━━ Task material

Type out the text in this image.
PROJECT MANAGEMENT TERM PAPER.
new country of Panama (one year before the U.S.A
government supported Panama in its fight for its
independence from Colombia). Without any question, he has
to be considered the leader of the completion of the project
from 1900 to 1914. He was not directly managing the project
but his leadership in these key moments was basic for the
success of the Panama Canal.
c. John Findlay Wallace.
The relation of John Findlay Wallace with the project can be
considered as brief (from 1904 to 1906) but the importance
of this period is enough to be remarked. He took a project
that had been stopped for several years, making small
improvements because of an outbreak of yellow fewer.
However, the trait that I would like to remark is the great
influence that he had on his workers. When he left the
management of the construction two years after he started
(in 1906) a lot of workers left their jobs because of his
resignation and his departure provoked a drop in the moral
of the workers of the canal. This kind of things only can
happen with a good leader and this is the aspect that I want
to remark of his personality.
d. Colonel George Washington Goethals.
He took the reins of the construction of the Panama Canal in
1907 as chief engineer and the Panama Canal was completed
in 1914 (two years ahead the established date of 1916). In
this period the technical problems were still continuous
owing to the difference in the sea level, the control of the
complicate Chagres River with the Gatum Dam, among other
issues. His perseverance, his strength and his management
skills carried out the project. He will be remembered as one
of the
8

━━━━

* _Stated task_: Print the whole listing exactly as it is.

* _Right answer_:
Type out the text in this image.
PROJECT MANAGEMENT TERM PAPER.
new country of Panama (one year before the U.S.A
government supported Panama in its fight for its
independence from Colombia). Without any question, he has
to be considered the leader of the completion of the project
from 1900 to 1914. He was not directly managing the project
but his leadership in these key moments was basic for the
success of the Panama Canal.
c. John Findlay Wallace.
The relation of John Findlay Wallace with the project can be
considered as brief (from 1904 to 1906) but the importance
of this period is enough to be remarked. He took a project
that had been stopped for several years, making small
improvements because of an outbreak of yellow fewer.
However, the trait that I would like to remark is the great
influence that he had on his workers. When he left the
management of the construction two years after he started
(in 1906) a lot of workers left their jobs because of his
resignation and his departure provoked a drop in the moral
of the workers of the canal. This kind of things only can
happen with a good leader and this is the aspect that I want
to remark of his personality.
d. Colonel George Washington Goethals.
He took the reins of the construction of the Panama Canal in
1907 as chief engineer and the Panama Canal was completed
in 1914 (two years ahead the established date of 1916). In
this period the technical problems were still continuous
owing to the difference in the sea level, the control of the
complicate Chagres River with the Gatum Dam, among other
issues. His perseverance, his strength and his management
skills carried out the project. He will be remembered as one
of the
8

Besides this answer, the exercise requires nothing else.